• [EXERCISE TASK]: Without the pictures, can you quote each line below exactly?
** BEGIN **
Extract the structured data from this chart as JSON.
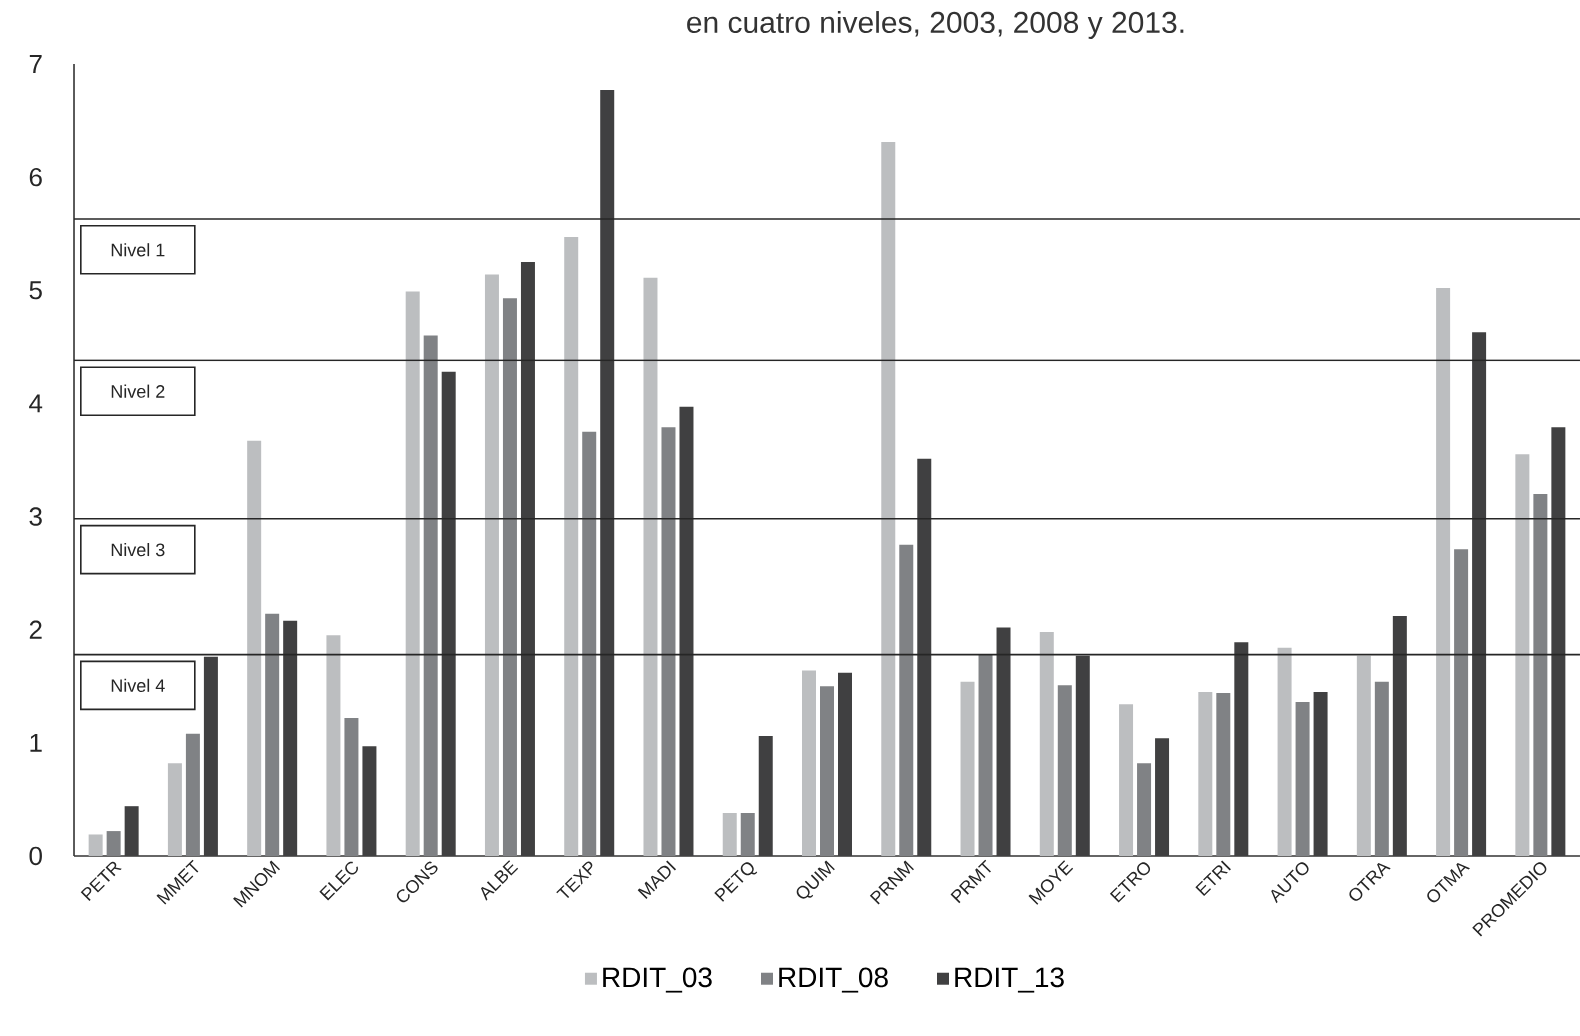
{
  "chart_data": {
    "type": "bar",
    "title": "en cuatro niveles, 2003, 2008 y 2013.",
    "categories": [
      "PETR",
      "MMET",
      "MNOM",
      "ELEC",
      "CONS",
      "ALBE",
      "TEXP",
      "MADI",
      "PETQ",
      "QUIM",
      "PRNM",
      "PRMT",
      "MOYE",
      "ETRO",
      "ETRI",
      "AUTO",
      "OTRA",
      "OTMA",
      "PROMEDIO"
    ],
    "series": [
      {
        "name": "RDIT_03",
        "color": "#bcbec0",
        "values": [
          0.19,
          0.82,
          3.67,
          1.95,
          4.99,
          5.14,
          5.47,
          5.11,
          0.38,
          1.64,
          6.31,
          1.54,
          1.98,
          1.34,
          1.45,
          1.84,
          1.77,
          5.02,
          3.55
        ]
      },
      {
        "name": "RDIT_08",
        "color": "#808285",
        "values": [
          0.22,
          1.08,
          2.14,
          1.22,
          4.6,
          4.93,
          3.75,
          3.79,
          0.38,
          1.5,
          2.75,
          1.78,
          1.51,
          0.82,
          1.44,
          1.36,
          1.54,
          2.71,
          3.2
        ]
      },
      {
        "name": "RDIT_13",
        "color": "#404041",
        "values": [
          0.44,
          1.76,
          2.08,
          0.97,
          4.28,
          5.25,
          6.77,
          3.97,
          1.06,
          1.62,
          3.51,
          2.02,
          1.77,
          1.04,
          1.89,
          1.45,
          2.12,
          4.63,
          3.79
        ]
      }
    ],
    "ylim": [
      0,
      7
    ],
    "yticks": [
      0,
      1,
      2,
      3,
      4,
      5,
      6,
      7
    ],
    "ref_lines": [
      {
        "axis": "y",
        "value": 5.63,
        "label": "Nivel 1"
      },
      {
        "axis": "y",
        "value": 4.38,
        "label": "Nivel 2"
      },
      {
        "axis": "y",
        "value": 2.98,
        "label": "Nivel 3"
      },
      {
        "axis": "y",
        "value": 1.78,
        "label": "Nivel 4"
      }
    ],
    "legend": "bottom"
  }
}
** END **
• [RESPONSE BELOW]:
Extract the structured data from this chart as JSON.
{
  "chart_data": {
    "type": "bar",
    "title": "en cuatro niveles, 2003, 2008 y 2013.",
    "categories": [
      "PETR",
      "MMET",
      "MNOM",
      "ELEC",
      "CONS",
      "ALBE",
      "TEXP",
      "MADI",
      "PETQ",
      "QUIM",
      "PRNM",
      "PRMT",
      "MOYE",
      "ETRO",
      "ETRI",
      "AUTO",
      "OTRA",
      "OTMA",
      "PROMEDIO"
    ],
    "series": [
      {
        "name": "RDIT_03",
        "color": "#bcbec0",
        "values": [
          0.19,
          0.82,
          3.67,
          1.95,
          4.99,
          5.14,
          5.47,
          5.11,
          0.38,
          1.64,
          6.31,
          1.54,
          1.98,
          1.34,
          1.45,
          1.84,
          1.77,
          5.02,
          3.55
        ]
      },
      {
        "name": "RDIT_08",
        "color": "#808285",
        "values": [
          0.22,
          1.08,
          2.14,
          1.22,
          4.6,
          4.93,
          3.75,
          3.79,
          0.38,
          1.5,
          2.75,
          1.78,
          1.51,
          0.82,
          1.44,
          1.36,
          1.54,
          2.71,
          3.2
        ]
      },
      {
        "name": "RDIT_13",
        "color": "#404041",
        "values": [
          0.44,
          1.76,
          2.08,
          0.97,
          4.28,
          5.25,
          6.77,
          3.97,
          1.06,
          1.62,
          3.51,
          2.02,
          1.77,
          1.04,
          1.89,
          1.45,
          2.12,
          4.63,
          3.79
        ]
      }
    ],
    "ylim": [
      0,
      7
    ],
    "yticks": [
      0,
      1,
      2,
      3,
      4,
      5,
      6,
      7
    ],
    "ref_lines": [
      {
        "axis": "y",
        "value": 5.63,
        "label": "Nivel 1"
      },
      {
        "axis": "y",
        "value": 4.38,
        "label": "Nivel 2"
      },
      {
        "axis": "y",
        "value": 2.98,
        "label": "Nivel 3"
      },
      {
        "axis": "y",
        "value": 1.78,
        "label": "Nivel 4"
      }
    ],
    "legend": "bottom"
  }
}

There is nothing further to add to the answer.